Data excerpts:
■ ■ ■ ■ ■ ■ ■
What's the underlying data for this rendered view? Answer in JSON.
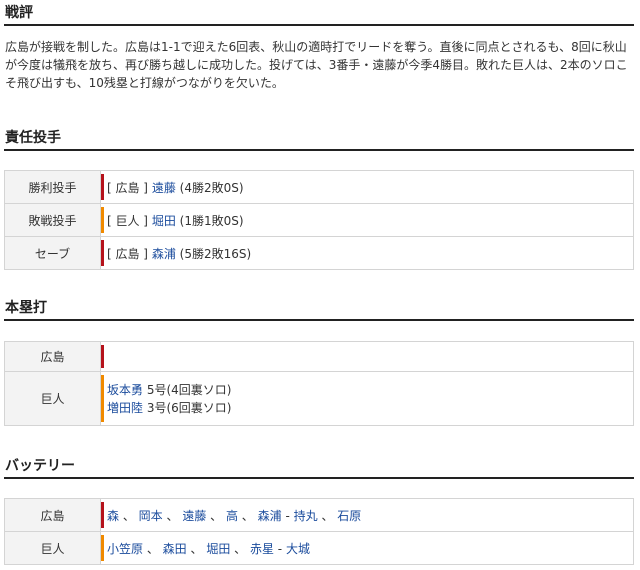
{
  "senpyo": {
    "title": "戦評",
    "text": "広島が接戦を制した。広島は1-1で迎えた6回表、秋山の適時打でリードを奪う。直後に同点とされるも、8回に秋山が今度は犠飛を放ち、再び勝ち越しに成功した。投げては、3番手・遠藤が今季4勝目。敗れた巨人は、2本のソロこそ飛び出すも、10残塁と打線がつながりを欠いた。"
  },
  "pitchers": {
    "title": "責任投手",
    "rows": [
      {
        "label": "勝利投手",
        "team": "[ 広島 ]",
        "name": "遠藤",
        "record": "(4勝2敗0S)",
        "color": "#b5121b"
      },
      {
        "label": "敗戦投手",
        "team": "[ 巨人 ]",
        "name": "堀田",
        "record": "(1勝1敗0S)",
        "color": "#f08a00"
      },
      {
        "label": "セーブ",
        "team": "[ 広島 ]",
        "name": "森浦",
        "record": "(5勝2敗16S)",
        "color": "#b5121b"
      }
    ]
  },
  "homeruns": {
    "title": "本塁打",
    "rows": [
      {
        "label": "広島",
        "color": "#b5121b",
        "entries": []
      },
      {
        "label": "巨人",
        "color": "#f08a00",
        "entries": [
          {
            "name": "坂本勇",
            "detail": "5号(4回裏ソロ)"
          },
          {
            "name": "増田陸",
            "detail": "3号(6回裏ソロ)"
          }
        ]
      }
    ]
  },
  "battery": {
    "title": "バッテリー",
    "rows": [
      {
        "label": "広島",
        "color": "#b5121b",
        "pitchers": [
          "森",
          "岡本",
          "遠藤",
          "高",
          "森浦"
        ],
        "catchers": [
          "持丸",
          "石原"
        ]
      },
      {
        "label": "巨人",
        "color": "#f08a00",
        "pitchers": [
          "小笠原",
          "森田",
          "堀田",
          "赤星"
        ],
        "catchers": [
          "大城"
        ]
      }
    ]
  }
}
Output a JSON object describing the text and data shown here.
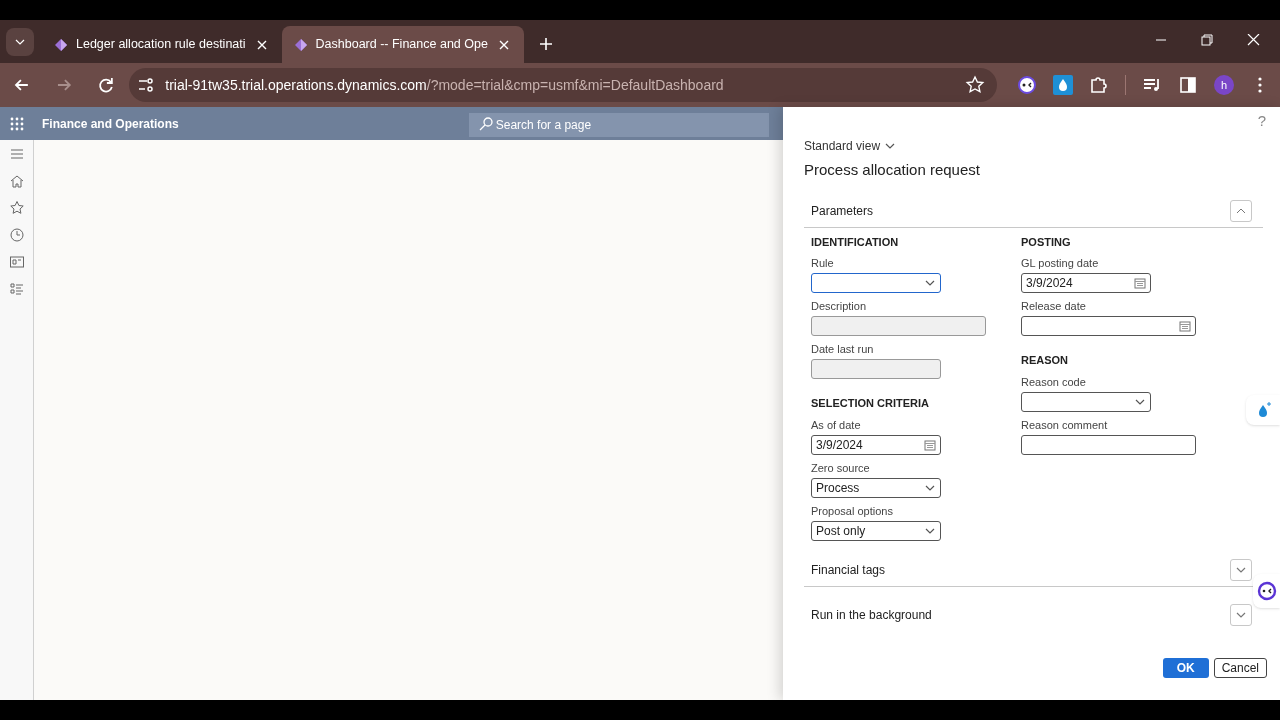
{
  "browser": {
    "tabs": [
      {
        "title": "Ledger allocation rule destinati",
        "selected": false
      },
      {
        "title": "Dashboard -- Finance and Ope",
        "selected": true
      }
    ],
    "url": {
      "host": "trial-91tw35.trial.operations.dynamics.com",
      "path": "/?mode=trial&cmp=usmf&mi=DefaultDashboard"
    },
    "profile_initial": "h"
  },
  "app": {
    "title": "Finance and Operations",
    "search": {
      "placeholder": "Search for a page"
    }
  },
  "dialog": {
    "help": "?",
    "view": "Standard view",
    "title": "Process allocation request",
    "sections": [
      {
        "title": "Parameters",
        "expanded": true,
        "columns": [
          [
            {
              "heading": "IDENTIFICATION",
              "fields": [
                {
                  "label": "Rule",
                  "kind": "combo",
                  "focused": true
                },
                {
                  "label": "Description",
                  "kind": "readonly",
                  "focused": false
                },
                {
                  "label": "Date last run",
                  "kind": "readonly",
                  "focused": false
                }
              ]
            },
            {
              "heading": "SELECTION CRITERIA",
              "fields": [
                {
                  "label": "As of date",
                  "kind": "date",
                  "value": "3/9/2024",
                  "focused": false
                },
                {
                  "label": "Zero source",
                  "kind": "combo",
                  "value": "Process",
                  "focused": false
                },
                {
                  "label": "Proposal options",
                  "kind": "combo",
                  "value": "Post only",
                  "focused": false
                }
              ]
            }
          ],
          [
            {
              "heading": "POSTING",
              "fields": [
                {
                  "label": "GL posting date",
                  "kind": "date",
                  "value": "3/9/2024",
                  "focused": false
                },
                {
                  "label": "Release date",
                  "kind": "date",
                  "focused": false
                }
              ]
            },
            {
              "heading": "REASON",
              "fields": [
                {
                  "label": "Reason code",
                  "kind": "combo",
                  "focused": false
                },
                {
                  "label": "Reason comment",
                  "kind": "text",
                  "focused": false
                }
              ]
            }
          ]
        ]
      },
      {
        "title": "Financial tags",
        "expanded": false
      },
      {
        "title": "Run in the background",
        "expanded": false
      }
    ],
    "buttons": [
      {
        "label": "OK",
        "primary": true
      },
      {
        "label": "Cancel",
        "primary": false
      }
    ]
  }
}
■ ■ ■ ■ ■ ■ ■
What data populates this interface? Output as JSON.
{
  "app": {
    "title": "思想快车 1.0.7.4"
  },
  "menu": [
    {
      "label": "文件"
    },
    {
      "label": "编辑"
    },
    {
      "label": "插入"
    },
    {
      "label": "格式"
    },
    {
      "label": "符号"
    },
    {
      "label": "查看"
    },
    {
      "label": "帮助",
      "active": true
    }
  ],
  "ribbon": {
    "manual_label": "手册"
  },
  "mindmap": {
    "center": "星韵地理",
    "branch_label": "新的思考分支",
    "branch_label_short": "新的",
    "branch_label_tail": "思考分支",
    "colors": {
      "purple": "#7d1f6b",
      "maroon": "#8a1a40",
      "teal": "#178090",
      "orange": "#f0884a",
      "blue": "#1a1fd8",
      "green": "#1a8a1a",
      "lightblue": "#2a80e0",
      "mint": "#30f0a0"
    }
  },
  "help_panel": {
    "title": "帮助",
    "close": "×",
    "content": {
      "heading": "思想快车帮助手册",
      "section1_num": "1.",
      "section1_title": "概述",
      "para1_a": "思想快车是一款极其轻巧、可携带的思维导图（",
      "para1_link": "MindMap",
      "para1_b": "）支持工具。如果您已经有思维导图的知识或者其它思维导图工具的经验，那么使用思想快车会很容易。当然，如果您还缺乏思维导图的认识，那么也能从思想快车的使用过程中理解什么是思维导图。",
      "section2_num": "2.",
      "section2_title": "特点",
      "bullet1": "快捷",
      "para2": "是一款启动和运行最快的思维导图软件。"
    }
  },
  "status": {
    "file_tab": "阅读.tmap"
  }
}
■ ■ ■ ■ ■ ■ ■
• _WORK TO DO_: Using the listing above, show every line that includes the string "value".

• _RESPONSE_:
                  "value": "3/9/2024",
                  "value": "Process",
                  "value": "Post only",
                  "value": "3/9/2024",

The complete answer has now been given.